> **Brief**: Quote every one of the entries below word for word, changing nothing in any line.

> **Information supplied**:
- - -

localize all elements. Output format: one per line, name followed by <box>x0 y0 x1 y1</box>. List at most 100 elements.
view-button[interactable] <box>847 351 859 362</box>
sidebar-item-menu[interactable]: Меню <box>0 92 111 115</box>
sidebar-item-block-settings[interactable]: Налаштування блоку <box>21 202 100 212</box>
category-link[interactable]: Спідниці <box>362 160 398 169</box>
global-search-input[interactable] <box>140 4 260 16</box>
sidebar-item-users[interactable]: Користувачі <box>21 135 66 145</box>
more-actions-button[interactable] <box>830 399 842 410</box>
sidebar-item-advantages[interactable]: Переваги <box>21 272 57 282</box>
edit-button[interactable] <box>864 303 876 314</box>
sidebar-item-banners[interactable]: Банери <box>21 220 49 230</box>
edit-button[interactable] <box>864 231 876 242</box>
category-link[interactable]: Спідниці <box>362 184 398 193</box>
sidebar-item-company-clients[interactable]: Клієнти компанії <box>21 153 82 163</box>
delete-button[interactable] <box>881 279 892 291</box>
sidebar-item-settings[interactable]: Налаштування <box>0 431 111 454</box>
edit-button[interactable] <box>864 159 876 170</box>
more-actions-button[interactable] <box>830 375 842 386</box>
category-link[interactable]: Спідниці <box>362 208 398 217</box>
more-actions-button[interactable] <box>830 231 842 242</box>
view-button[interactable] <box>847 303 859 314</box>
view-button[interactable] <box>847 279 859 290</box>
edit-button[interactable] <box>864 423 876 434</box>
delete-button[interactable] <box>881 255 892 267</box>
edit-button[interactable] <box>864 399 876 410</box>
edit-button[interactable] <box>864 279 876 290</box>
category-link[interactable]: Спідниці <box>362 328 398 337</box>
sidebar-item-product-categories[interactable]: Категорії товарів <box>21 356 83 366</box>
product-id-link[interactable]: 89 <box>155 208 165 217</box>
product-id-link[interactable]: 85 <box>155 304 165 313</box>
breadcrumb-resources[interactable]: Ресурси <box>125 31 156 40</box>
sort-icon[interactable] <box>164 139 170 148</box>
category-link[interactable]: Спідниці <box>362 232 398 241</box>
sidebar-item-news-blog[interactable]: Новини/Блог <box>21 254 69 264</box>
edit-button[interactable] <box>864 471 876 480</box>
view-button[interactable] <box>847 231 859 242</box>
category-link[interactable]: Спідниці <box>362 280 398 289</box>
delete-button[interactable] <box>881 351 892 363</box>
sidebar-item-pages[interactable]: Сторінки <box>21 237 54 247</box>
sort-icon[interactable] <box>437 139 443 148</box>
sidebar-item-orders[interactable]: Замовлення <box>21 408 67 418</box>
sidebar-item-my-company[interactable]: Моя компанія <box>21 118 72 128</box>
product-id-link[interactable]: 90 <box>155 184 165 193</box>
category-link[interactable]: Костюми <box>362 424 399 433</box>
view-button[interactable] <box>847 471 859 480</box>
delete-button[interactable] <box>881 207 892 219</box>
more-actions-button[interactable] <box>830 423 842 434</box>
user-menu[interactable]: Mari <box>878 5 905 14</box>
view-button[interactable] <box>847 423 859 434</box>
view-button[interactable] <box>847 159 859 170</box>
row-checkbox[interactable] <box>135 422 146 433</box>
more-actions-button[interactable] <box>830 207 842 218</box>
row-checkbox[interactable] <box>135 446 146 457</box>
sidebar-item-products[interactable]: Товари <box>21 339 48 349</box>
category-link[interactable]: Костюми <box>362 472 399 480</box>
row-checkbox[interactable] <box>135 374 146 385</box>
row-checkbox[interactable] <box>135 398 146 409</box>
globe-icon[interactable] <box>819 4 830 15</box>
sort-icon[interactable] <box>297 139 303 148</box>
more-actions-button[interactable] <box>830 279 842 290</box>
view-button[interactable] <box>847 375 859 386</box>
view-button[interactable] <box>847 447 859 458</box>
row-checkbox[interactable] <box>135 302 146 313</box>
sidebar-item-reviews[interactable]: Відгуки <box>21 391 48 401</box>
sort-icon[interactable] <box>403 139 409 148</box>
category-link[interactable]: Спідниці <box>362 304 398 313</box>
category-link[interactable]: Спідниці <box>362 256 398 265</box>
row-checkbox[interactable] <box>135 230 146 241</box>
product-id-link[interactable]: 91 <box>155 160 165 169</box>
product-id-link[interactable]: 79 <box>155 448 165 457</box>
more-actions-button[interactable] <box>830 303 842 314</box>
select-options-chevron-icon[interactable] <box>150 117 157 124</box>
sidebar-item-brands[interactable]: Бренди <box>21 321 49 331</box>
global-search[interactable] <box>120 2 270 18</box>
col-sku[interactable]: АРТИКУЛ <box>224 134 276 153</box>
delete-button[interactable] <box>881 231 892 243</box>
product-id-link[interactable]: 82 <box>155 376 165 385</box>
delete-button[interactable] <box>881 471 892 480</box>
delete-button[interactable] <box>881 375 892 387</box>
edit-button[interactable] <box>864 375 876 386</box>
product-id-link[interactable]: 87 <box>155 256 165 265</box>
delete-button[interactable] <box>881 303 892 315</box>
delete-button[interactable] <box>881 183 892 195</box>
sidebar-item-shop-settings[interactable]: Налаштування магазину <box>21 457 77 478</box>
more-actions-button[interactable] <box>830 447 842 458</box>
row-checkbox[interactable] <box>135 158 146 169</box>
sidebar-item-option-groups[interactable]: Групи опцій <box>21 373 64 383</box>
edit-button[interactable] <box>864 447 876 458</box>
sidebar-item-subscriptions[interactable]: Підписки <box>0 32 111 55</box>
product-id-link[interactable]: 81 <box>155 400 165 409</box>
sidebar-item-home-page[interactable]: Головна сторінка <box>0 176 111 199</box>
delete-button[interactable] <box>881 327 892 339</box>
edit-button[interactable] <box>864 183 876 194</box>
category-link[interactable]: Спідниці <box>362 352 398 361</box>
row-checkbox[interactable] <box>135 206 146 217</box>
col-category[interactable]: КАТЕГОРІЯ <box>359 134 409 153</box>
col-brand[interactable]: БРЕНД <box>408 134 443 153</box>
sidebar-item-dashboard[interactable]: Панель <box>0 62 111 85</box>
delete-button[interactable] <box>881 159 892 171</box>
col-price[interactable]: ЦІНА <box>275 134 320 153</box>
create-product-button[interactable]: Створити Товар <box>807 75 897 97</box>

- - -

> **Correct response**:
localize all elements. Output format: one per line, name followed by <box>x0 y0 x1 y1</box>. List at most 100 elements.
view-button[interactable] <box>847 351 859 362</box>
sidebar-item-menu[interactable]: Меню <box>0 92 111 115</box>
sidebar-item-block-settings[interactable]: Налаштування блоку <box>21 202 100 212</box>
category-link[interactable]: Спідниці <box>362 160 398 169</box>
global-search-input[interactable] <box>140 4 260 16</box>
sidebar-item-users[interactable]: Користувачі <box>21 135 66 145</box>
more-actions-button[interactable] <box>830 399 842 410</box>
sidebar-item-advantages[interactable]: Переваги <box>21 272 57 282</box>
edit-button[interactable] <box>864 303 876 314</box>
sidebar-item-banners[interactable]: Банери <box>21 220 49 230</box>
edit-button[interactable] <box>864 231 876 242</box>
category-link[interactable]: Спідниці <box>362 184 398 193</box>
sidebar-item-company-clients[interactable]: Клієнти компанії <box>21 153 82 163</box>
delete-button[interactable] <box>881 279 892 291</box>
sidebar-item-settings[interactable]: Налаштування <box>0 431 111 454</box>
edit-button[interactable] <box>864 159 876 170</box>
more-actions-button[interactable] <box>830 375 842 386</box>
category-link[interactable]: Спідниці <box>362 208 398 217</box>
more-actions-button[interactable] <box>830 231 842 242</box>
view-button[interactable] <box>847 303 859 314</box>
view-button[interactable] <box>847 279 859 290</box>
edit-button[interactable] <box>864 423 876 434</box>
delete-button[interactable] <box>881 255 892 267</box>
edit-button[interactable] <box>864 399 876 410</box>
edit-button[interactable] <box>864 279 876 290</box>
category-link[interactable]: Спідниці <box>362 328 398 337</box>
sidebar-item-product-categories[interactable]: Категорії товарів <box>21 356 83 366</box>
product-id-link[interactable]: 89 <box>155 208 165 217</box>
product-id-link[interactable]: 85 <box>155 304 165 313</box>
breadcrumb-resources[interactable]: Ресурси <box>125 31 156 40</box>
sort-icon[interactable] <box>164 139 170 148</box>
category-link[interactable]: Спідниці <box>362 232 398 241</box>
sidebar-item-news-blog[interactable]: Новини/Блог <box>21 254 69 264</box>
edit-button[interactable] <box>864 471 876 480</box>
view-button[interactable] <box>847 231 859 242</box>
category-link[interactable]: Спідниці <box>362 280 398 289</box>
delete-button[interactable] <box>881 351 892 363</box>
sidebar-item-pages[interactable]: Сторінки <box>21 237 54 247</box>
sort-icon[interactable] <box>437 139 443 148</box>
sidebar-item-orders[interactable]: Замовлення <box>21 408 67 418</box>
sidebar-item-my-company[interactable]: Моя компанія <box>21 118 72 128</box>
product-id-link[interactable]: 90 <box>155 184 165 193</box>
category-link[interactable]: Костюми <box>362 424 399 433</box>
view-button[interactable] <box>847 471 859 480</box>
delete-button[interactable] <box>881 207 892 219</box>
more-actions-button[interactable] <box>830 423 842 434</box>
user-menu[interactable]: Mari <box>878 5 905 14</box>
view-button[interactable] <box>847 423 859 434</box>
view-button[interactable] <box>847 159 859 170</box>
row-checkbox[interactable] <box>135 422 146 433</box>
more-actions-button[interactable] <box>830 207 842 218</box>
row-checkbox[interactable] <box>135 446 146 457</box>
sidebar-item-products[interactable]: Товари <box>21 339 48 349</box>
category-link[interactable]: Костюми <box>362 472 399 480</box>
row-checkbox[interactable] <box>135 374 146 385</box>
row-checkbox[interactable] <box>135 398 146 409</box>
globe-icon[interactable] <box>819 4 830 15</box>
sort-icon[interactable] <box>297 139 303 148</box>
more-actions-button[interactable] <box>830 279 842 290</box>
view-button[interactable] <box>847 375 859 386</box>
view-button[interactable] <box>847 447 859 458</box>
row-checkbox[interactable] <box>135 302 146 313</box>
sidebar-item-reviews[interactable]: Відгуки <box>21 391 48 401</box>
sort-icon[interactable] <box>403 139 409 148</box>
category-link[interactable]: Спідниці <box>362 304 398 313</box>
category-link[interactable]: Спідниці <box>362 256 398 265</box>
row-checkbox[interactable] <box>135 230 146 241</box>
product-id-link[interactable]: 91 <box>155 160 165 169</box>
product-id-link[interactable]: 79 <box>155 448 165 457</box>
more-actions-button[interactable] <box>830 303 842 314</box>
select-options-chevron-icon[interactable] <box>150 117 157 124</box>
sidebar-item-brands[interactable]: Бренди <box>21 321 49 331</box>
global-search[interactable] <box>120 2 270 18</box>
col-sku[interactable]: АРТИКУЛ <box>224 134 276 153</box>
delete-button[interactable] <box>881 231 892 243</box>
product-id-link[interactable]: 82 <box>155 376 165 385</box>
delete-button[interactable] <box>881 471 892 480</box>
delete-button[interactable] <box>881 375 892 387</box>
edit-button[interactable] <box>864 375 876 386</box>
product-id-link[interactable]: 87 <box>155 256 165 265</box>
delete-button[interactable] <box>881 303 892 315</box>
delete-button[interactable] <box>881 183 892 195</box>
sidebar-item-shop-settings[interactable]: Налаштування магазину <box>21 457 77 478</box>
more-actions-button[interactable] <box>830 447 842 458</box>
row-checkbox[interactable] <box>135 158 146 169</box>
sidebar-item-option-groups[interactable]: Групи опцій <box>21 373 64 383</box>
edit-button[interactable] <box>864 447 876 458</box>
sidebar-item-subscriptions[interactable]: Підписки <box>0 32 111 55</box>
product-id-link[interactable]: 81 <box>155 400 165 409</box>
sidebar-item-home-page[interactable]: Головна сторінка <box>0 176 111 199</box>
delete-button[interactable] <box>881 327 892 339</box>
edit-button[interactable] <box>864 183 876 194</box>
category-link[interactable]: Спідниці <box>362 352 398 361</box>
row-checkbox[interactable] <box>135 206 146 217</box>
col-category[interactable]: КАТЕГОРІЯ <box>359 134 409 153</box>
col-brand[interactable]: БРЕНД <box>408 134 443 153</box>
sidebar-item-dashboard[interactable]: Панель <box>0 62 111 85</box>
delete-button[interactable] <box>881 159 892 171</box>
col-price[interactable]: ЦІНА <box>275 134 320 153</box>
create-product-button[interactable]: Створити Товар <box>807 75 897 97</box>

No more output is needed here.